Emplacement destiné à recevoir la photo d'un ange
Le troisième moment de la vie de Jésus peut venir ensuite. C’est seulement après avoir traversé la tentation qu’il peut valablement commencer à proclamer que le Royaume des cieux s’est approché. Le Royaume des cieux s’est vraiment approché, en lui, et s’approche par lui, par sa personne, par son exemple. Sa proclamation n’entend rien démontrer et n’oblige personne. S’il appelle des disciples, si quelques-uns le suivent, c’est en toute liberté.

40 jours, c’est dans la Bible le chiffre symbolique du temps qu’il faut pour qu’un être humain vienne – ou revienne à Dieu. C’est un temps de dépouillement au terme duquel un être humain découvre par toute sa personne que croire en Dieu c’est vivre et que vivre n’est pas posséder, mais seulement recevoir, que croire en Dieu c’est s’en tenir strictement aux promesses de Dieu.
Il faut pour cela 40 jours, ou 40 ans… ou trois fois 40 ans comme pour Moïse à qui il a fallu 40 ans avant de fuir l’Egypte, 40 ans avant de revenir en Egypte, et 40 ans encore pour apercevoir de loin la Terre Promise, ne pas y entrer, et s’en remettre définitivement à Dieu.

LIGNES DE DONNÉES ->
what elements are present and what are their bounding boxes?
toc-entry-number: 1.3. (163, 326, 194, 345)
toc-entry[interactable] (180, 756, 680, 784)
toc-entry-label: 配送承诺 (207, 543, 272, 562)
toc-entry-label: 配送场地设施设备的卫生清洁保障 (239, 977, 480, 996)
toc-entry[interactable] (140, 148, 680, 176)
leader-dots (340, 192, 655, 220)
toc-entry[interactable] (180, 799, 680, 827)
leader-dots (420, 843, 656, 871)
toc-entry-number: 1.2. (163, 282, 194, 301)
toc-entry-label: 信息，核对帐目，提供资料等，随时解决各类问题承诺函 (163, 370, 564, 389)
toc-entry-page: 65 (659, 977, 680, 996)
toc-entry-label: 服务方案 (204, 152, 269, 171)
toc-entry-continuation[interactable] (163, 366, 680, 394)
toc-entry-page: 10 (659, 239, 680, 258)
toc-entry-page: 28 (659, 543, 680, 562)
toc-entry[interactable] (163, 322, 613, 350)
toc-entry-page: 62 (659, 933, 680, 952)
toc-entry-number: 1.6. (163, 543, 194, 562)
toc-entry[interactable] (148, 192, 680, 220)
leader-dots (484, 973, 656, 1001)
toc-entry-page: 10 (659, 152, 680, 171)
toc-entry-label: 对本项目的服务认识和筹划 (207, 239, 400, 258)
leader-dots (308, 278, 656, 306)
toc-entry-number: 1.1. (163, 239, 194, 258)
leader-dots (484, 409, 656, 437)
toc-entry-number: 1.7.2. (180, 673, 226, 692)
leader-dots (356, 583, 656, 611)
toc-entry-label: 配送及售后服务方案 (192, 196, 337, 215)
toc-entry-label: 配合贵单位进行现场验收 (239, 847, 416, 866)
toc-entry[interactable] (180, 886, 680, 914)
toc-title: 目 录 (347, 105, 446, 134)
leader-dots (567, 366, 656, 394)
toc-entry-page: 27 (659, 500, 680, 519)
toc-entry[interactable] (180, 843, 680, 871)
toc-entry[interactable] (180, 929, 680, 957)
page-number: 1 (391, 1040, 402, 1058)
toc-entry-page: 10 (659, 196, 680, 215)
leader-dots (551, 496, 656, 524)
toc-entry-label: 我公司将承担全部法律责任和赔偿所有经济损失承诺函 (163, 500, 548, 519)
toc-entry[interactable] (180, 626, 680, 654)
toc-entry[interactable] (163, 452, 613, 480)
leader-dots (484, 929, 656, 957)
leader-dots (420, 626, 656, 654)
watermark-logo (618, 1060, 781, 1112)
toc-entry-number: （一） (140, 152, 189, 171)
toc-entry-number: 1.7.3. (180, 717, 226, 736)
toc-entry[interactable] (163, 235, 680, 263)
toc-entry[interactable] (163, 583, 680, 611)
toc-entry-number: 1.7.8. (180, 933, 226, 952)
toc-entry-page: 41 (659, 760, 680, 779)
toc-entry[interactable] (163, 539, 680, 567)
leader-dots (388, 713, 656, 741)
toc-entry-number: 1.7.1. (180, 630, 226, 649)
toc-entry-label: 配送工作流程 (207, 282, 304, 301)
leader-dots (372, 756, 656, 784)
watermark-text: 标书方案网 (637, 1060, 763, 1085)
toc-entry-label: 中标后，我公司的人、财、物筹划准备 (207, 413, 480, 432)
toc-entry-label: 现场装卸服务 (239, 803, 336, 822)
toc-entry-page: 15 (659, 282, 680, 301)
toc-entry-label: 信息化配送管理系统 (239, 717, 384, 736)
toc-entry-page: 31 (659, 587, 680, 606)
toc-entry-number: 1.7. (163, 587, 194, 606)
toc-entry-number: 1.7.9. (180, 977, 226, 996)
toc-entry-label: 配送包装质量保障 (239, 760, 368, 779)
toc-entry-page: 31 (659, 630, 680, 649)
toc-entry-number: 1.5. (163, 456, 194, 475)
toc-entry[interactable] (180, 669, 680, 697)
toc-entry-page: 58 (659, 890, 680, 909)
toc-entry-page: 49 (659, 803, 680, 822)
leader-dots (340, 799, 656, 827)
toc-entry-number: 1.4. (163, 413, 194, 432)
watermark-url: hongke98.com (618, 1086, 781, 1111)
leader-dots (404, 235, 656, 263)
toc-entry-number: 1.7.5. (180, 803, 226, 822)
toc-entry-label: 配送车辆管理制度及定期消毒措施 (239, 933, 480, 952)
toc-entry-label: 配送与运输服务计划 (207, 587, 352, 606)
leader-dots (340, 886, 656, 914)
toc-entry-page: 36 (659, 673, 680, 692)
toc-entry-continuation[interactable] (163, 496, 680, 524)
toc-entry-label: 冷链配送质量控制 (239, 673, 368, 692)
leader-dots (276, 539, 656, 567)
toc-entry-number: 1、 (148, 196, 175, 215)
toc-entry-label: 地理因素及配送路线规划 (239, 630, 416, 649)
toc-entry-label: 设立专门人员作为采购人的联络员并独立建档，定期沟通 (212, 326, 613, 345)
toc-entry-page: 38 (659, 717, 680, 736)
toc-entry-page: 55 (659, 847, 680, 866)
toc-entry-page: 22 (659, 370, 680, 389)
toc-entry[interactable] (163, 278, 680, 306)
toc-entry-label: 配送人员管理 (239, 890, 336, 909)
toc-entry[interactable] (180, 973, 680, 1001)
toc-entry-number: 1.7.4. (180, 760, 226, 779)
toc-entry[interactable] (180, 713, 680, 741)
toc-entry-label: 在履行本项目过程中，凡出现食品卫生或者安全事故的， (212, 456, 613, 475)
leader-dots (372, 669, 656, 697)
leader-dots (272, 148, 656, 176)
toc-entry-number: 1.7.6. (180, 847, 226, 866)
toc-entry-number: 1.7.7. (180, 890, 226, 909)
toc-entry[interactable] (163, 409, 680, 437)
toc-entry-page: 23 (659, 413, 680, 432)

* * *

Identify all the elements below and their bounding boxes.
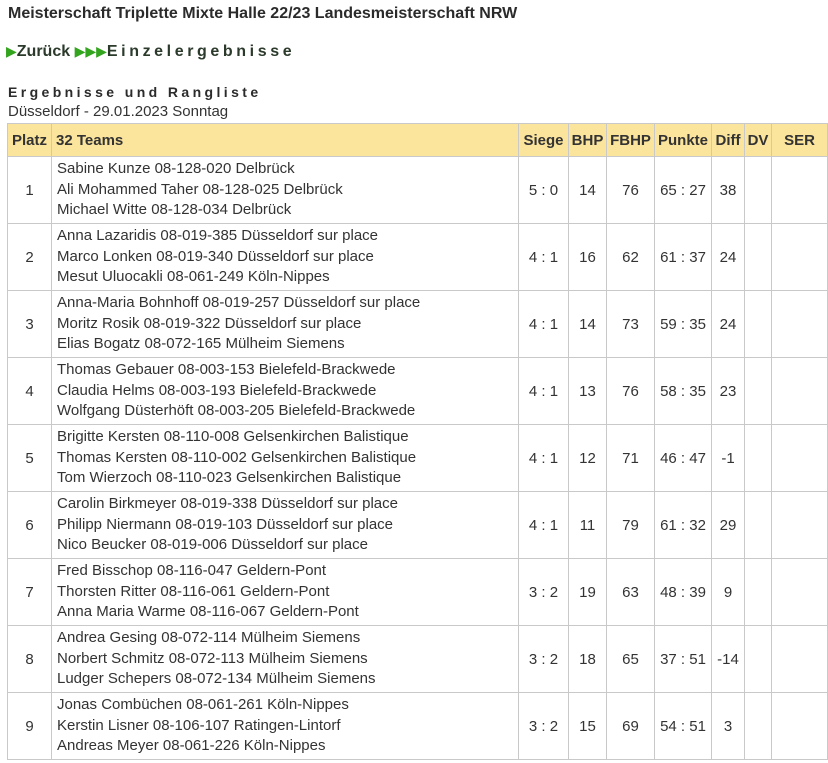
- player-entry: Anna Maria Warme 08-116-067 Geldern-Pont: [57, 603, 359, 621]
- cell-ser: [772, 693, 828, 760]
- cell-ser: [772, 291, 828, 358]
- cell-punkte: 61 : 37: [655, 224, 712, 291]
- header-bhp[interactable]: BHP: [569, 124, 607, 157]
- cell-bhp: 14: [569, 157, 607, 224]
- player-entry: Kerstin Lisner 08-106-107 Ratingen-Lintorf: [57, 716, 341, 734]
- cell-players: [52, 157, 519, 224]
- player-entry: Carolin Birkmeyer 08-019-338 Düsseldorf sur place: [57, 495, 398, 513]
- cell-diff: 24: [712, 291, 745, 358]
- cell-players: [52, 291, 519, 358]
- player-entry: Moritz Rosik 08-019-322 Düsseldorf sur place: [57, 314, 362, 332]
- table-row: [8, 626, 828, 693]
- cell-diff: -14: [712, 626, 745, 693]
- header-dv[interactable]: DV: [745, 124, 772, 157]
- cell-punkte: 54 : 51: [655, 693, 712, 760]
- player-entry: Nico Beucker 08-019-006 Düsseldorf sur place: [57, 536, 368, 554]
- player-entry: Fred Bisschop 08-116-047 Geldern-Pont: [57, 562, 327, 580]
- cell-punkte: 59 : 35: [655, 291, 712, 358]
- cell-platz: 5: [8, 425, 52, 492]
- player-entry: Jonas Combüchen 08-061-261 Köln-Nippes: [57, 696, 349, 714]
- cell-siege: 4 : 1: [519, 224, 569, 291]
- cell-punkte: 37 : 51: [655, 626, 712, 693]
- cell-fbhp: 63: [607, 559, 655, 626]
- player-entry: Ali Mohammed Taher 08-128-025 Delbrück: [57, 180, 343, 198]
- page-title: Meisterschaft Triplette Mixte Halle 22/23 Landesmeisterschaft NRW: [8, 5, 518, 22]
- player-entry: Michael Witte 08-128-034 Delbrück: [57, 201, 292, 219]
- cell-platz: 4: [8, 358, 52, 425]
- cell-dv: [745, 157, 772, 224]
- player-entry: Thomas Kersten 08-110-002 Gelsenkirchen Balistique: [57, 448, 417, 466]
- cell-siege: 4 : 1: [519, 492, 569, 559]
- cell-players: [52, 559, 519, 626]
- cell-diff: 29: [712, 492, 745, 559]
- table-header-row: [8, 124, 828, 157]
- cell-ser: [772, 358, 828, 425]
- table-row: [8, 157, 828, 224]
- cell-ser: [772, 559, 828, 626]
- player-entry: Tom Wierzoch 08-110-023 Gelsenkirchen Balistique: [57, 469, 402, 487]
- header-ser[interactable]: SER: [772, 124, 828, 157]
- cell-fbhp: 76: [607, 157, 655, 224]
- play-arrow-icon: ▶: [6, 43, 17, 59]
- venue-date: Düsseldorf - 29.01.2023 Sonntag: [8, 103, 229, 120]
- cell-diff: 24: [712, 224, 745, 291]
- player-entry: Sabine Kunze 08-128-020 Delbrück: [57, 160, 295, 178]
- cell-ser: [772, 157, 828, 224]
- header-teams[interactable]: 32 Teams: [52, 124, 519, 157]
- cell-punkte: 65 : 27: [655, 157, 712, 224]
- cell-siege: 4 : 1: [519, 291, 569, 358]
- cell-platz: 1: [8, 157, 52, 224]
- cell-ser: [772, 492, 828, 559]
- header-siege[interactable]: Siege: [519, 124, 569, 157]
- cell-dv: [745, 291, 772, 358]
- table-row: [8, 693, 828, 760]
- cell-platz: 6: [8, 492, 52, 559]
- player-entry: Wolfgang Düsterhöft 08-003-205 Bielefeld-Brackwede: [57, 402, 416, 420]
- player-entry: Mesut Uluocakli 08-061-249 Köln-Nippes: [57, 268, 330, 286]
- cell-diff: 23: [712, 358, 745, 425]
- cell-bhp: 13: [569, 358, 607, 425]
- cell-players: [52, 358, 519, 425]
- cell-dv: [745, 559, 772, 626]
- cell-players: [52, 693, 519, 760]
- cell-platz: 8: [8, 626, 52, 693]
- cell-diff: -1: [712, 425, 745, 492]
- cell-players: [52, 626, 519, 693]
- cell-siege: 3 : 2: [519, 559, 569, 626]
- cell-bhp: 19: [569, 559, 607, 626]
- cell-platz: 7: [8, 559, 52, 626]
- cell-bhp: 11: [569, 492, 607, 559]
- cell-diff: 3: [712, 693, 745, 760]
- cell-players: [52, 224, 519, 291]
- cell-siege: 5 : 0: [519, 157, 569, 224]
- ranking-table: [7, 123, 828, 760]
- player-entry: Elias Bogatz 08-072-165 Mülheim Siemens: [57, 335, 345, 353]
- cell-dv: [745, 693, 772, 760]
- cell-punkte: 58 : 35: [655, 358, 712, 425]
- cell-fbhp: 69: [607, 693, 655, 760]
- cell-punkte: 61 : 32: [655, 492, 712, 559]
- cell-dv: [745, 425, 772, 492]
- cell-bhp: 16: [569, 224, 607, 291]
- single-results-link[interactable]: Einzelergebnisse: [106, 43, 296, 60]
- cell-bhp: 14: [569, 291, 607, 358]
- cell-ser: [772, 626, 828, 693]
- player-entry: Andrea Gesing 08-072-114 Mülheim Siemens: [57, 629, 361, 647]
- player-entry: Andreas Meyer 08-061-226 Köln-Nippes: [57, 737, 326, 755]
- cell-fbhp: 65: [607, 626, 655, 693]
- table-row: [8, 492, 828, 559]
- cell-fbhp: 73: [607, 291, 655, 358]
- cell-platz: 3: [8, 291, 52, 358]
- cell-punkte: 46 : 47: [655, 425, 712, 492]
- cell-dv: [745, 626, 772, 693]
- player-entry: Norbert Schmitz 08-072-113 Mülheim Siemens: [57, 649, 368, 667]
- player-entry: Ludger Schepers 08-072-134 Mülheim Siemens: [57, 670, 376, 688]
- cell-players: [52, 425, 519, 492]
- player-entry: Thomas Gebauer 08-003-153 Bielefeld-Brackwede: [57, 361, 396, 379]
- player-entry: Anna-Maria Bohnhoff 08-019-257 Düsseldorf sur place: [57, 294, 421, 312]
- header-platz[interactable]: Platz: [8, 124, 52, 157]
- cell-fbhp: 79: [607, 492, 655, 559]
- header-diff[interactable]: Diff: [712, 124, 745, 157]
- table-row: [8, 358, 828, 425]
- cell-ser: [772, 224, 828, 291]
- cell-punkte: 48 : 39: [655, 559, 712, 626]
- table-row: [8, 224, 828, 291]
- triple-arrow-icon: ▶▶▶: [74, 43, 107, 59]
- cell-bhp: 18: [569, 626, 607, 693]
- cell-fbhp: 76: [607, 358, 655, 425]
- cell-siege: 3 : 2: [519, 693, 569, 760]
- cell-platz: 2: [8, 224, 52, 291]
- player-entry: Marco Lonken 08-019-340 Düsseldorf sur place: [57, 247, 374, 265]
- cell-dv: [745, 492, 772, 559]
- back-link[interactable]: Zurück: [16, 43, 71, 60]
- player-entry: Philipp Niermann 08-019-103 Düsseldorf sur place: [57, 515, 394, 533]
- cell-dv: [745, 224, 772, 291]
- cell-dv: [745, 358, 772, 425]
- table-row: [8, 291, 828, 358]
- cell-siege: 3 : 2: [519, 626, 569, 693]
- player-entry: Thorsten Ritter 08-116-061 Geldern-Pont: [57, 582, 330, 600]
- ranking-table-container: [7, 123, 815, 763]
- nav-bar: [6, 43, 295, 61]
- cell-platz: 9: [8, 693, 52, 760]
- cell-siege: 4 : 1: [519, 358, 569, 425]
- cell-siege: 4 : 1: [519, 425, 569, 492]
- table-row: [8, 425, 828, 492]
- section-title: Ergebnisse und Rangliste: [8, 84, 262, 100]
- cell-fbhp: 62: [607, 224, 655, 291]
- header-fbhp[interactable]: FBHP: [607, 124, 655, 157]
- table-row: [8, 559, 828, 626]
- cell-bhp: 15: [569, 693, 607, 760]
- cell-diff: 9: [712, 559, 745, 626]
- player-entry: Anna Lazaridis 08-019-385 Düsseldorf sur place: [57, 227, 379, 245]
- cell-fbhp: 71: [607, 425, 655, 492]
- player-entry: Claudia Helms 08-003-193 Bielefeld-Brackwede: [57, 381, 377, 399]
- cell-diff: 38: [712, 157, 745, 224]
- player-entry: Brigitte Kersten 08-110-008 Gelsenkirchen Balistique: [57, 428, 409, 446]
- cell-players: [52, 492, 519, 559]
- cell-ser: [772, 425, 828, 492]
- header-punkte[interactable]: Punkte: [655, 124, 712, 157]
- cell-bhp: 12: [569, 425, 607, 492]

CONSIGNES ->
1 > Pourriez-vous reproduire mot pour mot le passage du texte sur Jésus et les quarante jours, de « Emplacement destiné à » à « promesses de Dieu. » ?
2 > Pouvez-vous poursuivre le texte sur Jésus et les quarante jours en enchaînant après sa dernière phrase ?

RÉPONSES PAR CONSIGNE ->
1 >
Emplacement destiné à recevoir la photo d'un ange
Le troisième moment de la vie de Jésus peut venir ensuite. C’est seulement après avoir traversé la tentation qu’il peut valablement commencer à proclamer que le Royaume des cieux s’est approché. Le Royaume des cieux s’est vraiment approché, en lui, et s’approche par lui, par sa personne, par son exemple. Sa proclamation n’entend rien démontrer et n’oblige personne. S’il appelle des disciples, si quelques-uns le suivent, c’est en toute liberté.

40 jours, c’est dans la Bible le chiffre symbolique du temps qu’il faut pour qu’un être humain vienne – ou revienne à Dieu. C’est un temps de dépouillement au terme duquel un être humain découvre par toute sa personne que croire en Dieu c’est vivre et que vivre n’est pas posséder, mais seulement recevoir, que croire en Dieu c’est s’en tenir strictement aux promesses de Dieu.

2 >
A-t-on jamais fini d’apprendre à croire, d’apprendre à vivre ? « Notre Seigneur et maître Jésus Christ, en disant “Faites pénitence” (Matthieu 4,17), a voulu que la vie toute entière des fidèles soit une pénitence. » C’est la première des 95 thèses de Luther. Si le mot de pénitence vous fait peur, parce qu’il vous évoque des péchés que vous devriez expier, ou des mérites dont vous pensez n’avoir aucun besoin, remplacez-le par conversion, par retour à Dieu, par apprentissage de la foi…
« Notre Seigneur et maître Jésus Christ, en disant « Convertissez-vous », a voulu que la vie toute entière des fidèles soit un apprentissage de la foi. »

Cela aura-t-il la dureté d’un jeûne, d’une immense solitude, d’une nuit de la foi de 40 jours, ou de 40 ans ? Nous ne pouvons pas mentir sur la dureté et l’aridité de certains épisodes d’une vie.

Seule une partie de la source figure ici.